# START OF STORED ROWS
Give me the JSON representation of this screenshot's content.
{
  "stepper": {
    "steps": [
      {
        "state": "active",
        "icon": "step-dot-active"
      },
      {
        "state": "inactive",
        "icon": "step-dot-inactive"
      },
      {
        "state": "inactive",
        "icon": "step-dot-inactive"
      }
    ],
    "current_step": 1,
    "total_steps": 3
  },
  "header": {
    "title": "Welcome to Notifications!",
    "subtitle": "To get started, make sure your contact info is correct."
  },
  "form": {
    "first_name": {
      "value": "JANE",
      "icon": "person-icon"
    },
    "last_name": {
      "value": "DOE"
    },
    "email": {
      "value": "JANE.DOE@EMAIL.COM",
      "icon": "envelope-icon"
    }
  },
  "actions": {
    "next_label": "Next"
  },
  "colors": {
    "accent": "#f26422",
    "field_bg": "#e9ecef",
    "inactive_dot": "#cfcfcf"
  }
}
# END OF STORED ROWS
_WRITTEN INSTRUCTION_:
Search the data above for the string "icon" and copy each line that has it.

_FULL OUTPUT_:
        "icon": "step-dot-active"
        "icon": "step-dot-inactive"
        "icon": "step-dot-inactive"
      "icon": "person-icon"
      "icon": "envelope-icon"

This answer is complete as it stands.